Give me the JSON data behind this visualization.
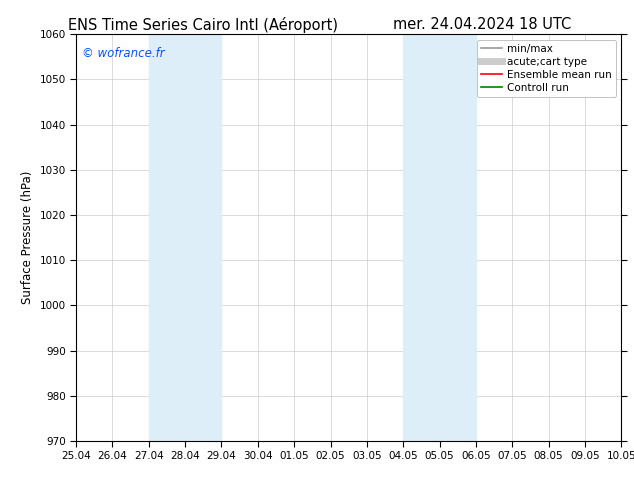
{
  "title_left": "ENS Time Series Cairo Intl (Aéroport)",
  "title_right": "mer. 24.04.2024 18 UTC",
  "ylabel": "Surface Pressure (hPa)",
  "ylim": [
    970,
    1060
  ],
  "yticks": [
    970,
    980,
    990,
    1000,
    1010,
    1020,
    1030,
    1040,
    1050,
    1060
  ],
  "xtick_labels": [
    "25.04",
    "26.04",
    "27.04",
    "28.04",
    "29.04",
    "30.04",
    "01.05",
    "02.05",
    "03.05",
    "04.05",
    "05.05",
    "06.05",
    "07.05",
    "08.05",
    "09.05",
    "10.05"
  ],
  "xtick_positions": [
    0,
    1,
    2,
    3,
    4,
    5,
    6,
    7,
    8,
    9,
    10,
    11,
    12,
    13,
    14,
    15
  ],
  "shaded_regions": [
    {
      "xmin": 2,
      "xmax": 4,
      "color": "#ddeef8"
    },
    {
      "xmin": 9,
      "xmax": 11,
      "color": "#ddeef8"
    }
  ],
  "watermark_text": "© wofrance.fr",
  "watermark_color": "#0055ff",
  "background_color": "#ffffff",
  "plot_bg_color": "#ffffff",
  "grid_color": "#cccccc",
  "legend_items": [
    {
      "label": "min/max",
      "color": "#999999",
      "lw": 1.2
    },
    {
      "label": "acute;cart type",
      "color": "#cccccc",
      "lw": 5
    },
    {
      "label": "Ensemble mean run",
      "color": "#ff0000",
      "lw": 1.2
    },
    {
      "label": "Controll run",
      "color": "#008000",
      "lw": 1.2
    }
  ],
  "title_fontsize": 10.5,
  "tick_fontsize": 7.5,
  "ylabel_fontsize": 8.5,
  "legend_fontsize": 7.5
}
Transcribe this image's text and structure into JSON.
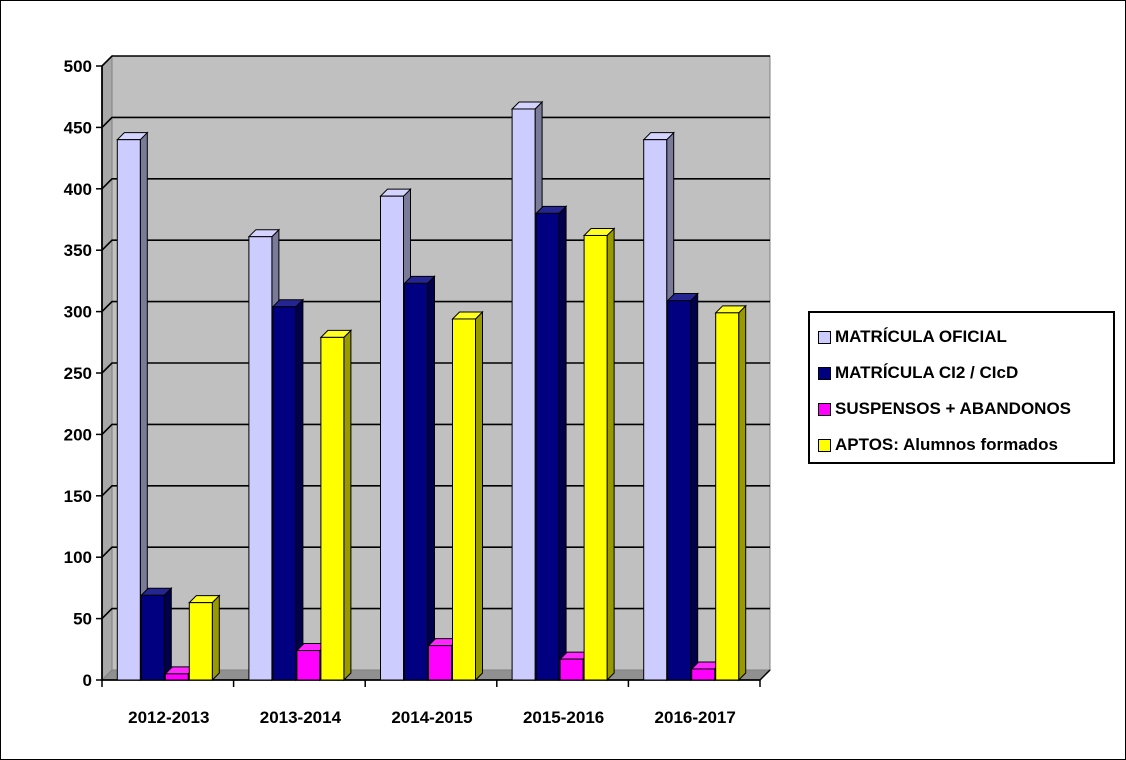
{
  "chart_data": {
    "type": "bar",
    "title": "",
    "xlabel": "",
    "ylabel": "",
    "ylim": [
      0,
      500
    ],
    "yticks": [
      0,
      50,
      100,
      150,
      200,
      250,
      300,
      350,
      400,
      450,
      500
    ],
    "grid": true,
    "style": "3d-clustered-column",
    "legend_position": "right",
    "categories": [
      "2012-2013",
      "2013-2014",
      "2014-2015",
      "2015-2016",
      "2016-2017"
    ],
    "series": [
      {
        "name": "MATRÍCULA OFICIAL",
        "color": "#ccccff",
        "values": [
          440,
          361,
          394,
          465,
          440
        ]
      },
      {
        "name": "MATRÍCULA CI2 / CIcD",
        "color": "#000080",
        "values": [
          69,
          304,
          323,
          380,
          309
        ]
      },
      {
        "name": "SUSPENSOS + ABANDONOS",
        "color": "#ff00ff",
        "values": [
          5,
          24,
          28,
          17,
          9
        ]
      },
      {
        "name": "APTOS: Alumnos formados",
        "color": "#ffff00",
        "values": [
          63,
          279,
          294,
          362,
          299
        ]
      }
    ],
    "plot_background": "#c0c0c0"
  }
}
====
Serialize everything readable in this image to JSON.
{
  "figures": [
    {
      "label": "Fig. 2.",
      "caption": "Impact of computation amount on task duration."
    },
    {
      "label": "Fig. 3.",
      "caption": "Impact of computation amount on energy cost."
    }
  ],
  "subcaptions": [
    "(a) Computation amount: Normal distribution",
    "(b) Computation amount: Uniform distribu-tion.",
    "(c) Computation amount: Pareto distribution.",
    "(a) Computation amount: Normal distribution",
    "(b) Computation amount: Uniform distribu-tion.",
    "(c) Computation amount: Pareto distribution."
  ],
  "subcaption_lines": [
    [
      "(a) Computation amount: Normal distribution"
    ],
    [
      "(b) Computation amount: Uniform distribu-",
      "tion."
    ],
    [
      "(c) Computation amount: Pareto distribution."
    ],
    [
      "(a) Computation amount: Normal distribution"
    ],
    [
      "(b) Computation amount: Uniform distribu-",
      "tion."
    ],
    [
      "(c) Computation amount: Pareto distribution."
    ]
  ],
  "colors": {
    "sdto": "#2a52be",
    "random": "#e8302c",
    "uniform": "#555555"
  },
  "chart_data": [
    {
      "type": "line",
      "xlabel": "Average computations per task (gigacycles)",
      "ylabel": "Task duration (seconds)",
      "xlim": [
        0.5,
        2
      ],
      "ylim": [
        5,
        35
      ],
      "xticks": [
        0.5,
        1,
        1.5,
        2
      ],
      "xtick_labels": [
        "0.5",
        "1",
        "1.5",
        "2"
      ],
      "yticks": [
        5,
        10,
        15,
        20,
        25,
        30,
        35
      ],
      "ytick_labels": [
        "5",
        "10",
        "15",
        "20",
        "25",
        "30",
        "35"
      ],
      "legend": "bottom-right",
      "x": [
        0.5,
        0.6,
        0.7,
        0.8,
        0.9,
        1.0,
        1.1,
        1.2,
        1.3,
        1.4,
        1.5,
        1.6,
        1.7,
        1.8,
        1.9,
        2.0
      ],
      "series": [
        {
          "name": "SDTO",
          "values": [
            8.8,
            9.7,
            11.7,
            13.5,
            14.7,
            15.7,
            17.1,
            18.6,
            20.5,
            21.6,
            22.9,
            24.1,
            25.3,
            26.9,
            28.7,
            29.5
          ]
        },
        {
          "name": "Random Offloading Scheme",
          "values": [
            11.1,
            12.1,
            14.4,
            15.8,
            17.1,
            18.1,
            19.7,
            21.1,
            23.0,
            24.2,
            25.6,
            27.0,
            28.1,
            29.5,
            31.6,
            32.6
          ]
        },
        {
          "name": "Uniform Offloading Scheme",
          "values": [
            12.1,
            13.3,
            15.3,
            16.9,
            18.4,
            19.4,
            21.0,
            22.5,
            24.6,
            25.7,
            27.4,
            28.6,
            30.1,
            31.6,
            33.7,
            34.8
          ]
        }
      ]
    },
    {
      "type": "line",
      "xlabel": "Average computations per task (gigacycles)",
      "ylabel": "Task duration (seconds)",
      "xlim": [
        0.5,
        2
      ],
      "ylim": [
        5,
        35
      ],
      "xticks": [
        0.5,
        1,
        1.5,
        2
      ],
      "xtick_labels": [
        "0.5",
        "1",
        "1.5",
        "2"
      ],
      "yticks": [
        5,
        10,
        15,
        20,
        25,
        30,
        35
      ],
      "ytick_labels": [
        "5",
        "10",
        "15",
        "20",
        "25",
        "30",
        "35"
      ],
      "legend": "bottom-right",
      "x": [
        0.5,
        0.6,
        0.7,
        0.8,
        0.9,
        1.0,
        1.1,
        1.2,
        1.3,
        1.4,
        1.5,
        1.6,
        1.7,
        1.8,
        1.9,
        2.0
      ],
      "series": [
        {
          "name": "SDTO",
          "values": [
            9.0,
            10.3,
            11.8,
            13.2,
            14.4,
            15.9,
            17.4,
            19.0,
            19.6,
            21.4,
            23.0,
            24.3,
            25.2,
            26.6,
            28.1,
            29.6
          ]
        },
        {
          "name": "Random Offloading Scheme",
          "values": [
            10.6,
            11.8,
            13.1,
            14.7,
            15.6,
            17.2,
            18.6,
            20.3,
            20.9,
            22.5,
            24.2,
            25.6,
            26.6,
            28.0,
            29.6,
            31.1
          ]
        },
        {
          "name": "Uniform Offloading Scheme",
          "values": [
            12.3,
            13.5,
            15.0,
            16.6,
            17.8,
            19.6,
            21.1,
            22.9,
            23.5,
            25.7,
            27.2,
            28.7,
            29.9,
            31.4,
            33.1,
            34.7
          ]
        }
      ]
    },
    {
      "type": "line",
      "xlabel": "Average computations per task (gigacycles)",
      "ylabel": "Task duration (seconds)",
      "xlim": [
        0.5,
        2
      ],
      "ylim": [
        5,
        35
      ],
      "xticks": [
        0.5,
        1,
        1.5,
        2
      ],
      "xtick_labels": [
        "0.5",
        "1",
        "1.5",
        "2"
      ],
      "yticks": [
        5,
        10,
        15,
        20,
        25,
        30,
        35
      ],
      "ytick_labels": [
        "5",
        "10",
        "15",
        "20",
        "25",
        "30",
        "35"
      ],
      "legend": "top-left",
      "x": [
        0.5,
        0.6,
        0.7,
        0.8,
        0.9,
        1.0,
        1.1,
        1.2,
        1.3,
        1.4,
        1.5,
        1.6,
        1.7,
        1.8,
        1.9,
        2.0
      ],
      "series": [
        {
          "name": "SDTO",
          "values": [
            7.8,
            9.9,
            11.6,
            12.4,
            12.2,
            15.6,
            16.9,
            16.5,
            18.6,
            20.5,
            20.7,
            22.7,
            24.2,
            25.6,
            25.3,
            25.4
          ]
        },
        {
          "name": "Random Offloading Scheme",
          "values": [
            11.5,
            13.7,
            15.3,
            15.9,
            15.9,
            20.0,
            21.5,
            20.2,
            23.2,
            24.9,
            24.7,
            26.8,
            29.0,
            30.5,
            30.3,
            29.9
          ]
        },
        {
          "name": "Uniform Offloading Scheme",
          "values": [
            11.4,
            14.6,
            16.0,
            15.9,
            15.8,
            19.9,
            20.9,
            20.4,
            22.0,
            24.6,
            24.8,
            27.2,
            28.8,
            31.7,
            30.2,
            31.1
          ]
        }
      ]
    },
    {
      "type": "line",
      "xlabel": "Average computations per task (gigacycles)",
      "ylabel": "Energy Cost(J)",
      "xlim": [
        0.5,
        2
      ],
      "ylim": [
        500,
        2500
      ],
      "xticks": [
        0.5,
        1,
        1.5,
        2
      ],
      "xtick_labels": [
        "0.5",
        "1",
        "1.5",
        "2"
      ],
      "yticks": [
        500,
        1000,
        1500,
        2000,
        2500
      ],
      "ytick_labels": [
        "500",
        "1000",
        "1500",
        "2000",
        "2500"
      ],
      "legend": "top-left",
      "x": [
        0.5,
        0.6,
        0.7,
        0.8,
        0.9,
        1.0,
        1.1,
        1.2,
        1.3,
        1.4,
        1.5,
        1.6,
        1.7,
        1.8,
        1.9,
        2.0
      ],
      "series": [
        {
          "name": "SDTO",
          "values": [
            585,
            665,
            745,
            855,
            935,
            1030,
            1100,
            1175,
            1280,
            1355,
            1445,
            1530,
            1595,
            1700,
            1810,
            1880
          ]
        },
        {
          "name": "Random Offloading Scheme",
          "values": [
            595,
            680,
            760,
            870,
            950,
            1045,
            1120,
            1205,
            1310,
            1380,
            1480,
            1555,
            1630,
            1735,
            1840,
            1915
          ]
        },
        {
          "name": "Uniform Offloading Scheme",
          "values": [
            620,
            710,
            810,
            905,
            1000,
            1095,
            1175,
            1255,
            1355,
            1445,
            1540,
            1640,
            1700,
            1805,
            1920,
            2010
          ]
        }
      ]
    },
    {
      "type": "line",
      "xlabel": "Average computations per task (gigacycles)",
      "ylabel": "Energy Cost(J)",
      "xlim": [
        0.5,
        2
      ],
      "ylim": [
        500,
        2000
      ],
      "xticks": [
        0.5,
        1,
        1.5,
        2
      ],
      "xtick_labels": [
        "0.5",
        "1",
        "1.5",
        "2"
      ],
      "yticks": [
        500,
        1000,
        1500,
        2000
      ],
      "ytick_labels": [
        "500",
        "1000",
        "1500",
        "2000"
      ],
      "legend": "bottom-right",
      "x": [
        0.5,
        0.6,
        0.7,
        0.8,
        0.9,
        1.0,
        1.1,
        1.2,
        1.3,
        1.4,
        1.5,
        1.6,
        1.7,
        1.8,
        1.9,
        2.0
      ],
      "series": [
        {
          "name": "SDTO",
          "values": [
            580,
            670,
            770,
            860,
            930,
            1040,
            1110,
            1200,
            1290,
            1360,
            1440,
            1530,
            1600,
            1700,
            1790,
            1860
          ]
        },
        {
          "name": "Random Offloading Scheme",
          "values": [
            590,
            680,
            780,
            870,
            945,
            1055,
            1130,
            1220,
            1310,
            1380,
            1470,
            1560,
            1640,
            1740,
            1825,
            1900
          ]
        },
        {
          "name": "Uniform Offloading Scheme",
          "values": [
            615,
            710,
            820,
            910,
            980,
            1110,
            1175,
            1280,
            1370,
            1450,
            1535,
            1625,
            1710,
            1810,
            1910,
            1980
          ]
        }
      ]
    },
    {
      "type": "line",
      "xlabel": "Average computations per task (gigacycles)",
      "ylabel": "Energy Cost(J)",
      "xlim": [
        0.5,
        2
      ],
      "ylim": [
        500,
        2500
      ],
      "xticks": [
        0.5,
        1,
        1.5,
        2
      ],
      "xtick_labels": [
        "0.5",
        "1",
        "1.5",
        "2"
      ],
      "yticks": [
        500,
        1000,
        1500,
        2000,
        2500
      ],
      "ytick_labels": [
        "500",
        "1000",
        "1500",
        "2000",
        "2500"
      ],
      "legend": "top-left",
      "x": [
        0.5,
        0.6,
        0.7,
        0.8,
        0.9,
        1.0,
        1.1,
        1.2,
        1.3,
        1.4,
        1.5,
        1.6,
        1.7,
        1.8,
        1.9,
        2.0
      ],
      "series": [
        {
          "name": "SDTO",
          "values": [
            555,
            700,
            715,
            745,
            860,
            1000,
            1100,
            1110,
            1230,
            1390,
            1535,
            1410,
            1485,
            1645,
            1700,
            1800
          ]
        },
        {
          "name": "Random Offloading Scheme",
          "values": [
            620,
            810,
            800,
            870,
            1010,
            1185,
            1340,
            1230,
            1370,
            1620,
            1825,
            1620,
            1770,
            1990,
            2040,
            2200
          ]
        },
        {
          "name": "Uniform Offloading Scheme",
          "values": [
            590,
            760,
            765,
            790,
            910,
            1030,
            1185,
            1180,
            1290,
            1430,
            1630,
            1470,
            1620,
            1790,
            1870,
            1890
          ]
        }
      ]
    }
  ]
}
====
▶ _Given request_:
Where does the word "image" appear in the listing? List each line that holds it.

▶ _Finished task_:
Transcribe this image's text and structure into JSON.
Serialize everything readable in this image to JSON.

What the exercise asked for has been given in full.